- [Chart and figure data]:
-*-

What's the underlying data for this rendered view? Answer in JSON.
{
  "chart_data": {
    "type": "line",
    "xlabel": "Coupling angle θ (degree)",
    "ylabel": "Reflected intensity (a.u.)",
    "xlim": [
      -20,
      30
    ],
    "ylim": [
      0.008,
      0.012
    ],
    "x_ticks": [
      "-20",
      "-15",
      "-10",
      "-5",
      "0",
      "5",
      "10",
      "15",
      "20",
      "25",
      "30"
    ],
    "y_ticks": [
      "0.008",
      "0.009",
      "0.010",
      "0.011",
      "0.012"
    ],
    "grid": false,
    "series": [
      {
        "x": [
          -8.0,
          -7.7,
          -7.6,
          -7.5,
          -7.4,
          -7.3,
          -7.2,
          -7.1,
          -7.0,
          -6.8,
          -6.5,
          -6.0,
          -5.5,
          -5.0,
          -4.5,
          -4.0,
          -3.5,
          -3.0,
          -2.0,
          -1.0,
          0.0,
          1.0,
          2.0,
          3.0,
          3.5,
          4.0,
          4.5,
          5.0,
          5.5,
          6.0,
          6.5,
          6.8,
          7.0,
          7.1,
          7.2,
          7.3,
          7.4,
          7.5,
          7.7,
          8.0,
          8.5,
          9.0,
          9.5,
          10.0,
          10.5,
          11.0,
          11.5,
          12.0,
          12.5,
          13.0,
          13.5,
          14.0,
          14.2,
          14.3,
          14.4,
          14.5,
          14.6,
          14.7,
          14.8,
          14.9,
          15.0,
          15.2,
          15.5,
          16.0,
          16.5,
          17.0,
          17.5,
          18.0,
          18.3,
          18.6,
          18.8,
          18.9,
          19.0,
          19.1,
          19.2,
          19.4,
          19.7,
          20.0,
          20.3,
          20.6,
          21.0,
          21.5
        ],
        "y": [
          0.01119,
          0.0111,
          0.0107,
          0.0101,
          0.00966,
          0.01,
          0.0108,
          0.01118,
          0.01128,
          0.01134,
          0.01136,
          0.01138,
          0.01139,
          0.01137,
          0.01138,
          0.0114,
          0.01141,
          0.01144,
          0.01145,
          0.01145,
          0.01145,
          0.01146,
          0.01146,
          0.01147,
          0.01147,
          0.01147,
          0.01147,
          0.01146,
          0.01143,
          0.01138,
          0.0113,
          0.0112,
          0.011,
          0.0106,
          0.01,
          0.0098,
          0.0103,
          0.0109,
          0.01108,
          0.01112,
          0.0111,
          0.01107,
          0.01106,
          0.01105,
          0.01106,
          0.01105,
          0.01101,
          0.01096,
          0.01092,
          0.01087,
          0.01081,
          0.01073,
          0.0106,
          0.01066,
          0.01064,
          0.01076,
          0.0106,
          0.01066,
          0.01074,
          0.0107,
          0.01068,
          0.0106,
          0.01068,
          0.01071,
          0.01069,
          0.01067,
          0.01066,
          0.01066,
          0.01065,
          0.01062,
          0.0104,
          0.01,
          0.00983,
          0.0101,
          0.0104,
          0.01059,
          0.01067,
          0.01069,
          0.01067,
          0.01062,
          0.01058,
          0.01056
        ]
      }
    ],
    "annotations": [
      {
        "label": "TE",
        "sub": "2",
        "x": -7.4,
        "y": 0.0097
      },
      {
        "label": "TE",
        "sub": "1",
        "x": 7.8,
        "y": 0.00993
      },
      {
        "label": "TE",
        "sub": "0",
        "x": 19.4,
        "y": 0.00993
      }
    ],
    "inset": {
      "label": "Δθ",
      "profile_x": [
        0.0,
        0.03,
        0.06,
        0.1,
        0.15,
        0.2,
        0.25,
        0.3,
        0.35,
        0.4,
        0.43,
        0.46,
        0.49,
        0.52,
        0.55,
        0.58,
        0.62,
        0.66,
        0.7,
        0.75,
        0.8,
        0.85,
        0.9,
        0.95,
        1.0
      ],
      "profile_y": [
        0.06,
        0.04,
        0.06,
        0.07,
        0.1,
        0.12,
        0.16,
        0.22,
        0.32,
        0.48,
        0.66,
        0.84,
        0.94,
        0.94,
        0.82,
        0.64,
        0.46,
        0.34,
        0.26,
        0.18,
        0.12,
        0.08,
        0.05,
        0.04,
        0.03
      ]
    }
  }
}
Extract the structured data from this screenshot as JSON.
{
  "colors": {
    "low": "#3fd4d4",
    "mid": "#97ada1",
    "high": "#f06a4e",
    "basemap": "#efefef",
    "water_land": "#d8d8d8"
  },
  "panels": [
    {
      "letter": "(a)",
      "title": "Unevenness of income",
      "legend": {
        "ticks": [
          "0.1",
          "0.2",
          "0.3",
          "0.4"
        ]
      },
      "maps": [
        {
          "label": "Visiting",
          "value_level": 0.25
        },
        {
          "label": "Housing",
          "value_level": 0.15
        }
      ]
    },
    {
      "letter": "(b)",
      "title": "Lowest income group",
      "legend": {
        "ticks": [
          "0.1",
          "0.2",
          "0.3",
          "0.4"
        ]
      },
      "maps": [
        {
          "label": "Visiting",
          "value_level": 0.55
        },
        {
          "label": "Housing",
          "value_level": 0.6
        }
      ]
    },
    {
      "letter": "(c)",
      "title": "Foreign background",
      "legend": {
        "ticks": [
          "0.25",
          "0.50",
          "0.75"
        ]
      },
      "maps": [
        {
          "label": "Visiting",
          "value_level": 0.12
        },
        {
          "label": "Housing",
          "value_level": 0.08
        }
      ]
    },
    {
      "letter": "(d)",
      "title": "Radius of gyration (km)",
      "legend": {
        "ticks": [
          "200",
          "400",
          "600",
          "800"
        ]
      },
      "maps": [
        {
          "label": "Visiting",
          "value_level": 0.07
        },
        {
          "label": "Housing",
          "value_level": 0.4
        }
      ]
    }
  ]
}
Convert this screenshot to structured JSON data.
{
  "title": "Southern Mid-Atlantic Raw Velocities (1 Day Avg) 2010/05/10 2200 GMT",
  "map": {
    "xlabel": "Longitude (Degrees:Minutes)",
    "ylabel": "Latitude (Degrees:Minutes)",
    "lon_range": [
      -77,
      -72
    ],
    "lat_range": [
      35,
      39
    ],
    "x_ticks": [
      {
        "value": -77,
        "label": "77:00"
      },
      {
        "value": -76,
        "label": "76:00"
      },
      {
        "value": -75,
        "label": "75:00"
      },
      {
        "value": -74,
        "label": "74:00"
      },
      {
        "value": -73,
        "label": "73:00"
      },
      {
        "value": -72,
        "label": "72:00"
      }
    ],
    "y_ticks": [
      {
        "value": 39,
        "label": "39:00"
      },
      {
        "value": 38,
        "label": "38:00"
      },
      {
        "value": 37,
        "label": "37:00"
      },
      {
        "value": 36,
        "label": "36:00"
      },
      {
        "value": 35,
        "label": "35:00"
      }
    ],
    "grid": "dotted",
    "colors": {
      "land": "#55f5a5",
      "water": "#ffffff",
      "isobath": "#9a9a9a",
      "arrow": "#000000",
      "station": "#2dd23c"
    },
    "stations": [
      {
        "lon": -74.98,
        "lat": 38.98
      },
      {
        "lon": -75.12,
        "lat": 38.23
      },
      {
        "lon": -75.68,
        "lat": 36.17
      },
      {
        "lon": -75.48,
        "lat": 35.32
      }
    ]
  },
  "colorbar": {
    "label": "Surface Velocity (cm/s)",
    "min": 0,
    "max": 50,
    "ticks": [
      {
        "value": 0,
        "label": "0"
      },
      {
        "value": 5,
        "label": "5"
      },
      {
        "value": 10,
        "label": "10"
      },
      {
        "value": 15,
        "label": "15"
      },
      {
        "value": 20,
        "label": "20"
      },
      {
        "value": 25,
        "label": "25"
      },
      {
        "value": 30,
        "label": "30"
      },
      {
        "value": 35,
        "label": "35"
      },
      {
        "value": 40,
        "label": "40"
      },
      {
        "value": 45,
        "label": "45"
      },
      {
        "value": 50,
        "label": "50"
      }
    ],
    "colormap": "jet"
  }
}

-*-

- [WRITTEN EXERCISE]:
Say, as a bare number, how many lines in the entries above include the string "title".

- [TASK RESPONSE]:
5